### TEXT PROVIDED
>>>>

What’s in a __name__?

if __name__ == “__main__”:

When I was new to Python, I ran into a mysterious block of code that looked something like:

def main():
    # do some stuff

if __name__ == "__main__":
    main()

Looking at the code, I could see that it ran the main() function after checking the status of the __name__ variable, but didn’t know what that variable was or how it was set.  I asked a colleague (another former C and Java programmer who had recently made the leap to Python) what the “name equals main stuff” was all about. He replied that it was simply Python’s cumbersome way of using a main() function (like in a normal language) and that I should just copy the pattern. That was a singularly unsatisfying answer.

So, why should you put this in a Python program?  Why does it work?  And, is it just Python’s cumbersome way of doing main()?  Let’s start with the last question.

Python’s Entry Point is at the Beginning

If you are programming in a language like C, you typically create a source file for your program, compile it, link various external libraries, and then—if all went well—run the executable that results. When you run that executable, the system looks for a function named main() that should have been defined in your source file and starts execution there. This function is called the entry point. If you do not have an entry point, running your program doesn’t do anything.

This is not the way it works in Python. When you program in Python, you create a source file and then tell Python to run it. When this happens, Python converts your source to bytecode (essentially compiling it for you) and then starts running from the beginning of the bytecode. In effect, Python starts running your source code much the same way a person reads a document: starting at the beginning. No main() function is required. You can choose to define one, but it is just another, plain vanilla function. It is no different as far as Python is concerned than start(), calc_speed_of_light(), or something_else(). To run a function within your code, you—the programmer—have to call it.

So, that original block of code could just as well have been:

def start():
    # do some stuff

if __name__ == "__main__":
    start()

By convention, the name main() is the one typically used as the first function to run since a lot of programmers tend to look for that name. However, it has no special semantics in Python.

What is __name__?

In contrast, the __main__ string that is being matched in the if statement does have special semantics. Each time a Python module is imported, Python automatically assigns a string name to the dunder name (__name__) variable in that module’s namespace; normally this is the name of the module being imported as defined by its source file name (or package hierarchy name). The outermost module—the one that is there every time you run Python and requires no import—is always assigned __main__ as its name. It is the main module that is always present. (See the Python Execution Model documentation for more details.)

Let’s check this out in code. If I start my Python interpreter and print the value of __name__, I see:

C:\> python
>>> print(__name__)
__main__
>>>

Here, I am in the outermost module provided by starting Python.

I can also create a script (test.py) that prints out __name__ in the function run():

def run():
    print(f"This module is named: {__name__}")

run()

If I run test.py, I get:

C:\> python test.py
This module is named: __main__

Again, even running Python non-interactively places my script in the outermost __main__ module. However, if I enter Python and then import my test.py module, I get:

C:\> python
>>> import test
This module is named: test
>>>

Because of the import, my code from test.py resides in the test module, not the __main__ module.

Note that as the test module was imported, the function run() was automatically executed. I did not have to call test.run() after importing to see the output. Instead, as part of the import, Python interpreted my file from top to bottom, running each command. (Note, this only happens on the first import of test; if I try importing test again during the same Python session, Python will recognize that it was already imported and silently skip the import).

<<<<

### WHAT NEEDS TO BE DONE
In the piece on Python's __name__ variable, what name is always given to the outermost module?

### RAW DATA
>>>>

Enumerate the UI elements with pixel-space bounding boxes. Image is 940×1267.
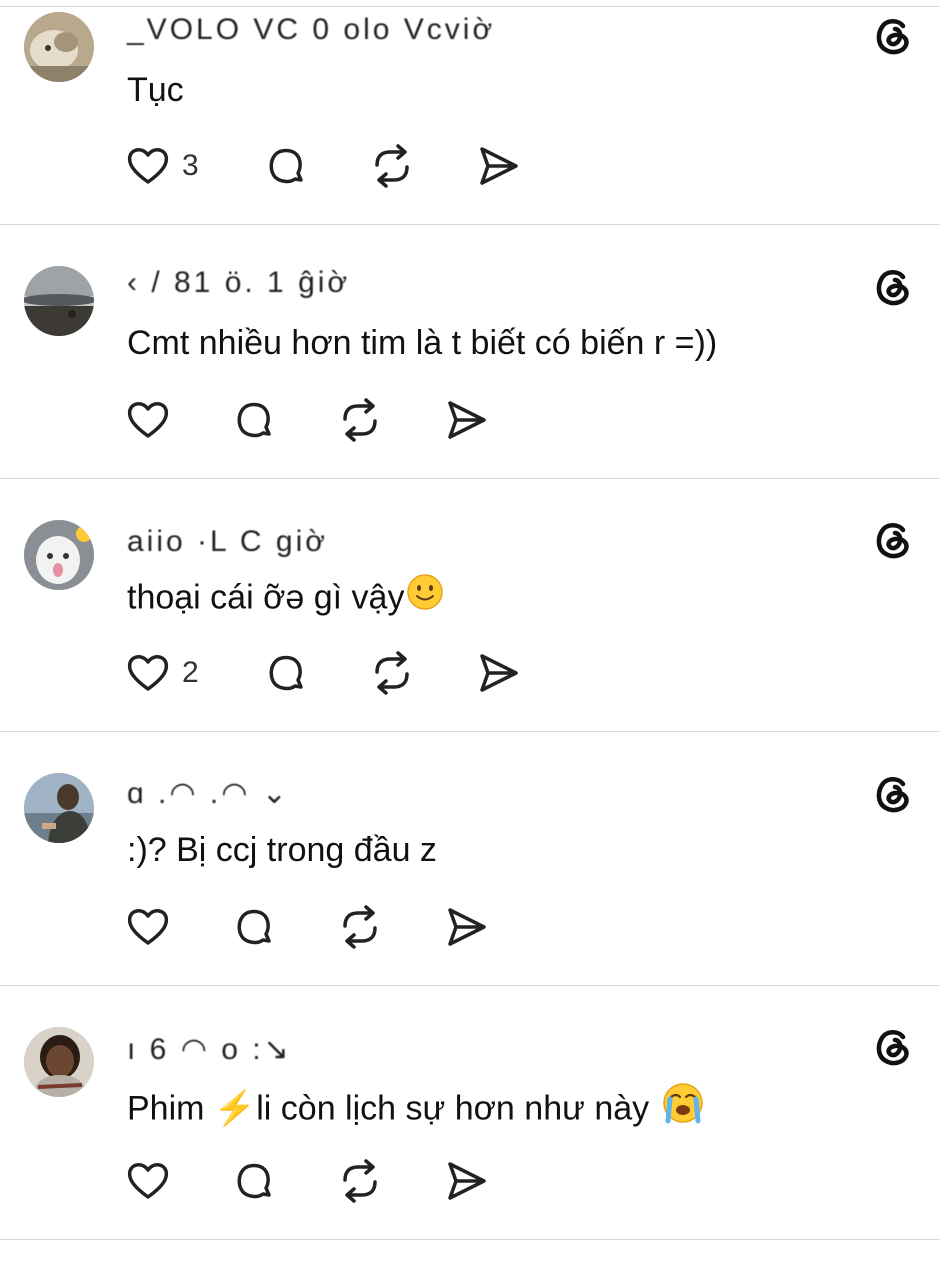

<<<<

### SOLUTION TO THE PROBLEM
__main__